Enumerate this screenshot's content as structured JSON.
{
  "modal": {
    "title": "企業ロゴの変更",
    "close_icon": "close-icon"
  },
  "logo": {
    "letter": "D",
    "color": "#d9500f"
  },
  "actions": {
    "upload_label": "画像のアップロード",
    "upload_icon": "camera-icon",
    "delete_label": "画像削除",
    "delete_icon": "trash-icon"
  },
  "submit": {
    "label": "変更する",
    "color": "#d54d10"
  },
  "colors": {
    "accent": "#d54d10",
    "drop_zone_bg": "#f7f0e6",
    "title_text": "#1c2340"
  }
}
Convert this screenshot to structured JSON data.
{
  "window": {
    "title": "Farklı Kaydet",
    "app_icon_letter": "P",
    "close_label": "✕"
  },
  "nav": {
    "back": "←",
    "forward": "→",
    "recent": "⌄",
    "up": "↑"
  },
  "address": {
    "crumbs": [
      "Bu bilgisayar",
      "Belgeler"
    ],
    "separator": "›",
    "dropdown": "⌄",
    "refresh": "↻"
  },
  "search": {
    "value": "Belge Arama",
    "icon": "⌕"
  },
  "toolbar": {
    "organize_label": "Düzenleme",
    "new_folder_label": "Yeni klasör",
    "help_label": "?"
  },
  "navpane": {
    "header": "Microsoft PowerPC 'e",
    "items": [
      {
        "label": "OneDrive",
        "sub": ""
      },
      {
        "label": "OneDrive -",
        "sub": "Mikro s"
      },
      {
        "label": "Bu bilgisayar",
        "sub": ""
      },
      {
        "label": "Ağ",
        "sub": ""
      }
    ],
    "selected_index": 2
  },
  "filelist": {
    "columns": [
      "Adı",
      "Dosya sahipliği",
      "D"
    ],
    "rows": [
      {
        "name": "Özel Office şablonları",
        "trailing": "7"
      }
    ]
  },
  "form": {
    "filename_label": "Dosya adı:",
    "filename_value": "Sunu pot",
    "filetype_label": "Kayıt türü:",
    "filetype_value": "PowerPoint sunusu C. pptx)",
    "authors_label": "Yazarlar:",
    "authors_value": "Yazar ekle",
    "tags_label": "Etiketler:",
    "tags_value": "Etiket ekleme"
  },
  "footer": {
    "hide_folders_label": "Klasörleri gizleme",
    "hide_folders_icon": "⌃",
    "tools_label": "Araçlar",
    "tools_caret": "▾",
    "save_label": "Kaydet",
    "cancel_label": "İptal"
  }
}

# # # #

:: Requirement ::
Isolate the lines above that contain the word "screenshot" and copy them.

:: Completed task ::
Enumerate this screenshot's content as structured JSON.
Convert this screenshot to structured JSON data.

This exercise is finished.